There are various ways to measure the boundaries of region. One of the measures used by the Office for National Statistics is the ‘Travel to Work Area’ (TTWA). TTWAs are a broad estimate of the important areas where people work and live. In 2011 (the most recent data collection and analysis of TTWA), the Leeds TTWA was the 11th largest in terms of ‘Economically Active Residents’ (410403) despite only having the 84th largest land area (64675 hectares). Hence, you can see there is a potentially large pool of talent for Channel 4 to pick from within a small area.

Despite these numbers looking quite impressive on their own, you could argue that Leeds has an even larger pool of talent than those estimated by the TTWA. These are a rough estimate and only include sub-regions (called ‘Lower Layer Super Output Areas’) that have more people commuting into Leeds than any other major area. For example, York has its own TTWA and, hence, commuters from York to Leeds are not included in the Leeds TTWA. In addition, Harrogate, Bradford, Halifax, Huddersfield, Barnsley, Wakefield and Castleford, all areas of a ‘commutable distance’ to Leeds, are not included in the Leeds TTWA. The Leeds TTWA has 28.5% of its jobs taken by people outside of the area – Manchester by way of comparison only has 11.2% of jobs taken by people outs the TTWA. Leeds is close to a large population and talent that Channel 4 can take advantage of.

SHORT EXERCISE A: According to the passage on the Leeds labor market, what percentage of the jobs in the Leeds Travel to Work Area are taken by people from outside the area?

PROVIDED DATA:
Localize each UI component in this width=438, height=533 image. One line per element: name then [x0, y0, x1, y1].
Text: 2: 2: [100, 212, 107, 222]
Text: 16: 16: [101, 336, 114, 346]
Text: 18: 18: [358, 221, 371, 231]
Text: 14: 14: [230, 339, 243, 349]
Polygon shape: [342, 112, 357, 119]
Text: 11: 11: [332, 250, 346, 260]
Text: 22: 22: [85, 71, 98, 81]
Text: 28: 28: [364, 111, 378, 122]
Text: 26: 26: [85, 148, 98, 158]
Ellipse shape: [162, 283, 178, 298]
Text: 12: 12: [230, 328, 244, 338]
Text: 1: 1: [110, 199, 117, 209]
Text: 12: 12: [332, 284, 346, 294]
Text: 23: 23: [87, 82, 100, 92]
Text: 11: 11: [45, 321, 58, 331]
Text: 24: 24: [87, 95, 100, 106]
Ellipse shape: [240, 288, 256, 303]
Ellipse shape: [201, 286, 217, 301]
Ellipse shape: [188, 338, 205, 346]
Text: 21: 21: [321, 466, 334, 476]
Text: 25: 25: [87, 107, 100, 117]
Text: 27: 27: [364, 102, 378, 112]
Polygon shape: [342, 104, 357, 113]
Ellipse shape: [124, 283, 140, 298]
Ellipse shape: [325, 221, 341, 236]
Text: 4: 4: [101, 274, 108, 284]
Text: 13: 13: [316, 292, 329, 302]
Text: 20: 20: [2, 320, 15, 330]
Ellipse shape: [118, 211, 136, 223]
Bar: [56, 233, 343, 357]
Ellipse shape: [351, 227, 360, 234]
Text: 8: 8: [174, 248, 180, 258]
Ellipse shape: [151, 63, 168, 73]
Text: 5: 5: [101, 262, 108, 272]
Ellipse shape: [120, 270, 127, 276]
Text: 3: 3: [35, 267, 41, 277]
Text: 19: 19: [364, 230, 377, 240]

SHORT EXERCISE B: Reproduce the entries verbatim, from the first line of the entries through the line containing "Ellipse shape: [120, 270, 127, 276]", including both of those lines.

FINAL ANSWER A: 28.5%

FINAL ANSWER B:
Localize each UI component in this width=438, height=533 image. One line per element: name then [x0, y0, x1, y1].
Text: 2: 2: [100, 212, 107, 222]
Text: 16: 16: [101, 336, 114, 346]
Text: 18: 18: [358, 221, 371, 231]
Text: 14: 14: [230, 339, 243, 349]
Polygon shape: [342, 112, 357, 119]
Text: 11: 11: [332, 250, 346, 260]
Text: 22: 22: [85, 71, 98, 81]
Text: 28: 28: [364, 111, 378, 122]
Text: 26: 26: [85, 148, 98, 158]
Ellipse shape: [162, 283, 178, 298]
Text: 12: 12: [230, 328, 244, 338]
Text: 1: 1: [110, 199, 117, 209]
Text: 12: 12: [332, 284, 346, 294]
Text: 23: 23: [87, 82, 100, 92]
Text: 11: 11: [45, 321, 58, 331]
Text: 24: 24: [87, 95, 100, 106]
Ellipse shape: [240, 288, 256, 303]
Ellipse shape: [201, 286, 217, 301]
Ellipse shape: [188, 338, 205, 346]
Text: 21: 21: [321, 466, 334, 476]
Text: 25: 25: [87, 107, 100, 117]
Text: 27: 27: [364, 102, 378, 112]
Polygon shape: [342, 104, 357, 113]
Ellipse shape: [124, 283, 140, 298]
Ellipse shape: [325, 221, 341, 236]
Text: 4: 4: [101, 274, 108, 284]
Text: 13: 13: [316, 292, 329, 302]
Text: 20: 20: [2, 320, 15, 330]
Ellipse shape: [118, 211, 136, 223]
Bar: [56, 233, 343, 357]
Ellipse shape: [351, 227, 360, 234]
Text: 8: 8: [174, 248, 180, 258]
Ellipse shape: [151, 63, 168, 73]
Text: 5: 5: [101, 262, 108, 272]
Ellipse shape: [120, 270, 127, 276]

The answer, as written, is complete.